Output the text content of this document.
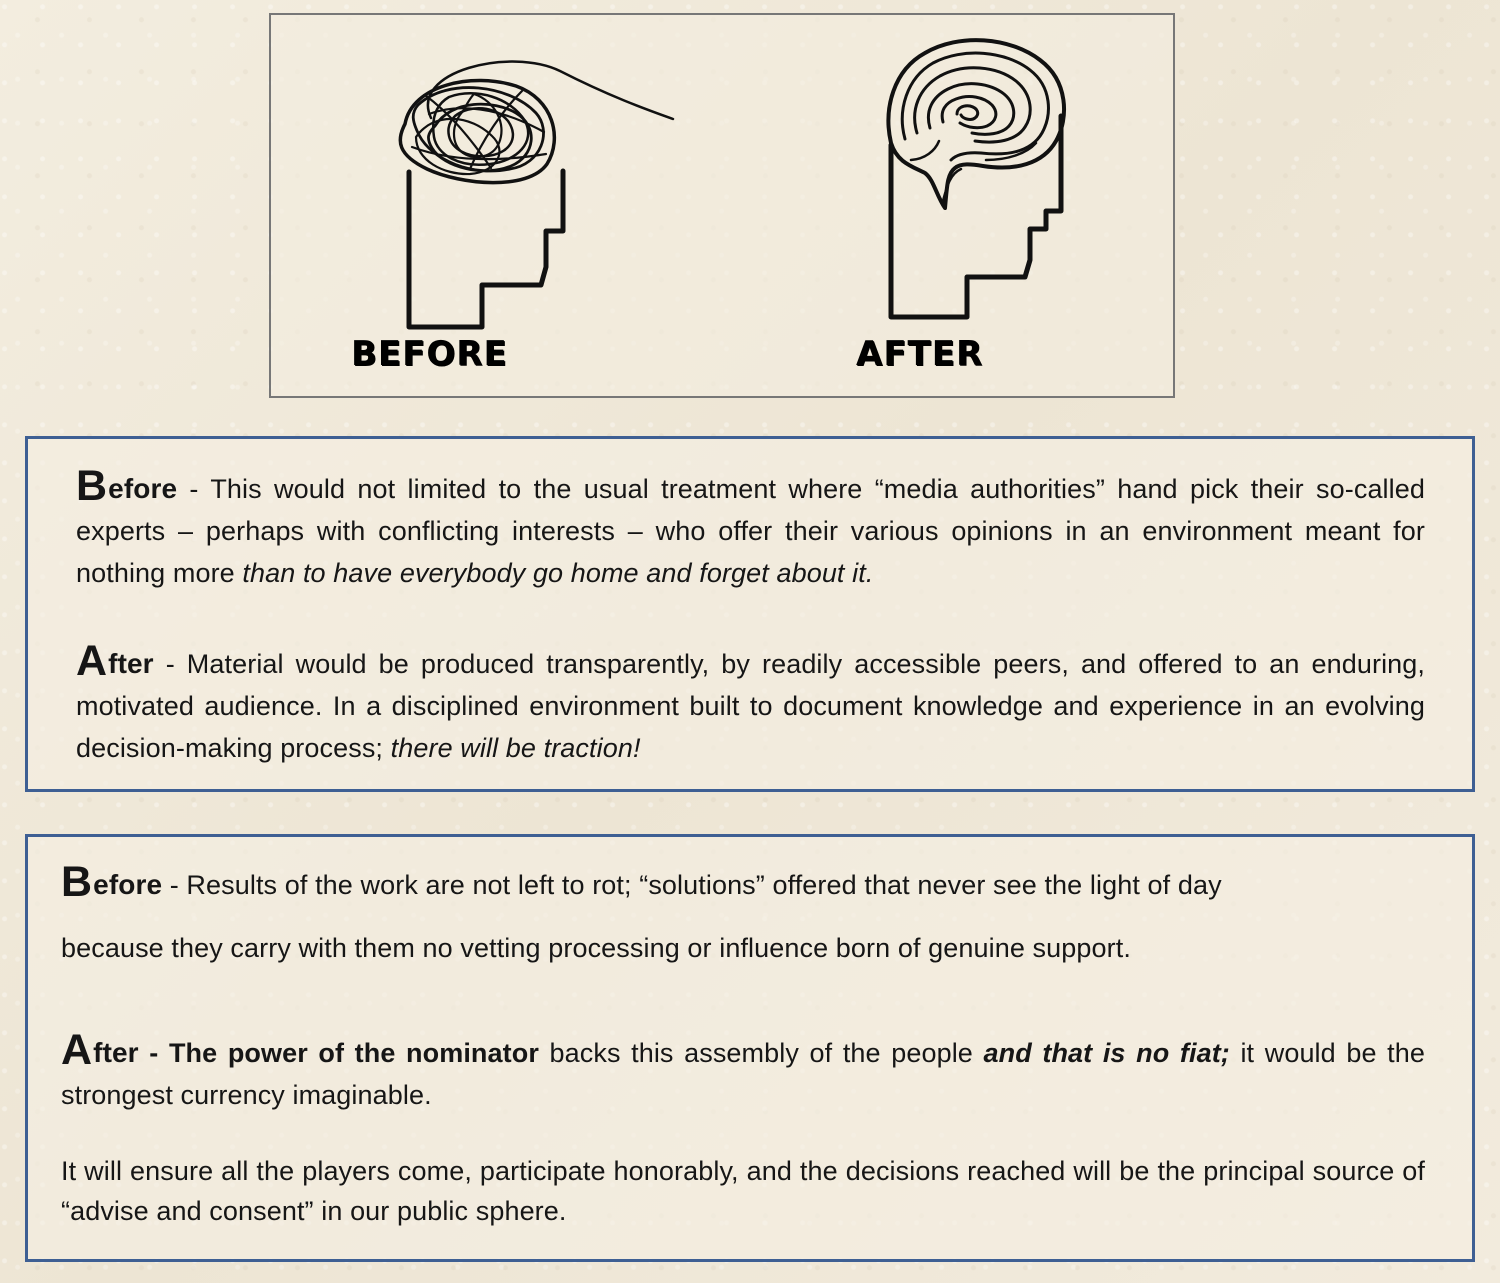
BEFORE	AFTER

Before - This would not limited to the usual treatment where “media authorities” hand pick their so-called experts – perhaps with conflicting interests – who offer their various opinions in an environment meant for nothing more than to have everybody go home and forget about it.

After - Material would be produced transparently, by readily accessible peers, and offered to an enduring, motivated audience. In a disciplined environment built to document knowledge and experience in an evolving decision-making process; there will be traction!

Before - Results of the work are not left to rot; “solutions” offered that never see the light of day

because they carry with them no vetting processing or influence born of genuine support.

After - The power of the nominator backs this assembly of the people and that is no fiat; it would be the strongest currency imaginable.

It will ensure all the players come, participate honorably, and the decisions reached will be the principal source of “advise and consent” in our public sphere.
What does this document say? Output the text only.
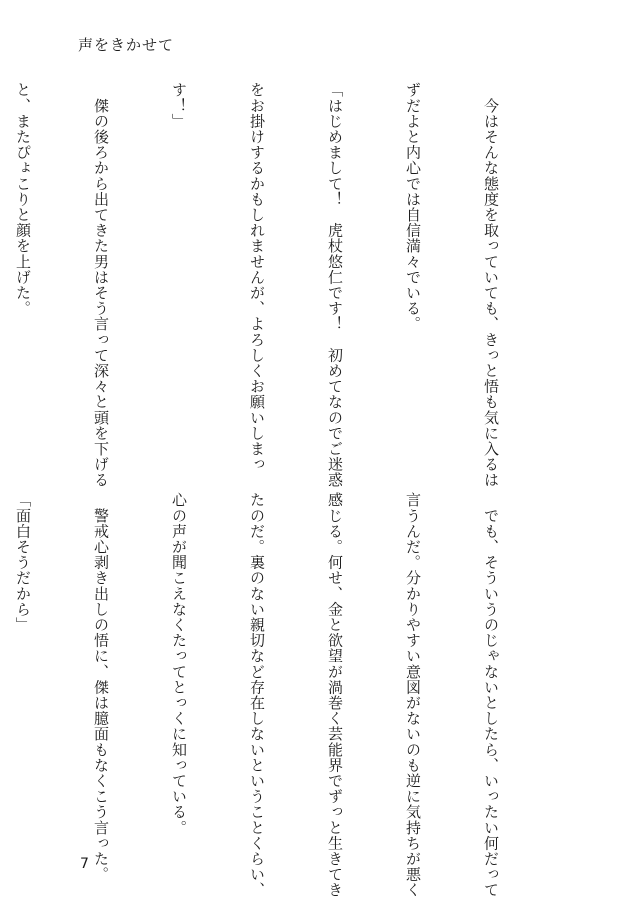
声をきかせて

　今はそんな態度を取っていても、きっと悟も気に入るは

ずだよと内心では自信満々でいる。

「はじめまして！　虎杖悠仁です！　初めてなのでご迷惑

をお掛けするかもしれませんが、よろしくお願いしまっ

す！」

　傑の後ろから出てきた男はそう言って深々と頭を下げる

と、またぴょこりと顔を上げた。

　でも、そういうのじゃないとしたら、いったい何だって

言うんだ。分かりやすい意図がないのも逆に気持ちが悪く

感じる。何せ、金と欲望が渦巻く芸能界でずっと生きてき

たのだ。裏のない親切など存在しないということくらい、

心の声が聞こえなくたってとっくに知っている。

　警戒心剥き出しの悟に、傑は臆面もなくこう言った。

「面白そうだから」

7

#####

• **Problem to solve**:
Copy the material shown above in full and exactly. Skip the pictures.

• **Response below**:
Output the text content of this document.
BEFORE	AFTER

Before - This would not limited to the usual treatment where “media authorities” hand pick their so-called experts – perhaps with conflicting interests – who offer their various opinions in an environment meant for nothing more than to have everybody go home and forget about it.

After - Material would be produced transparently, by readily accessible peers, and offered to an enduring, motivated audience. In a disciplined environment built to document knowledge and experience in an evolving decision-making process; there will be traction!

Before - Results of the work are not left to rot; “solutions” offered that never see the light of day

because they carry with them no vetting processing or influence born of genuine support.

After - The power of the nominator backs this assembly of the people and that is no fiat; it would be the strongest currency imaginable.

It will ensure all the players come, participate honorably, and the decisions reached will be the principal source of “advise and consent” in our public sphere.
What does this document say? Output the text only.
声をきかせて

　今はそんな態度を取っていても、きっと悟も気に入るは

ずだよと内心では自信満々でいる。

「はじめまして！　虎杖悠仁です！　初めてなのでご迷惑

をお掛けするかもしれませんが、よろしくお願いしまっ

す！」

　傑の後ろから出てきた男はそう言って深々と頭を下げる

と、またぴょこりと顔を上げた。

　でも、そういうのじゃないとしたら、いったい何だって

言うんだ。分かりやすい意図がないのも逆に気持ちが悪く

感じる。何せ、金と欲望が渦巻く芸能界でずっと生きてき

たのだ。裏のない親切など存在しないということくらい、

心の声が聞こえなくたってとっくに知っている。

　警戒心剥き出しの悟に、傑は臆面もなくこう言った。

「面白そうだから」

7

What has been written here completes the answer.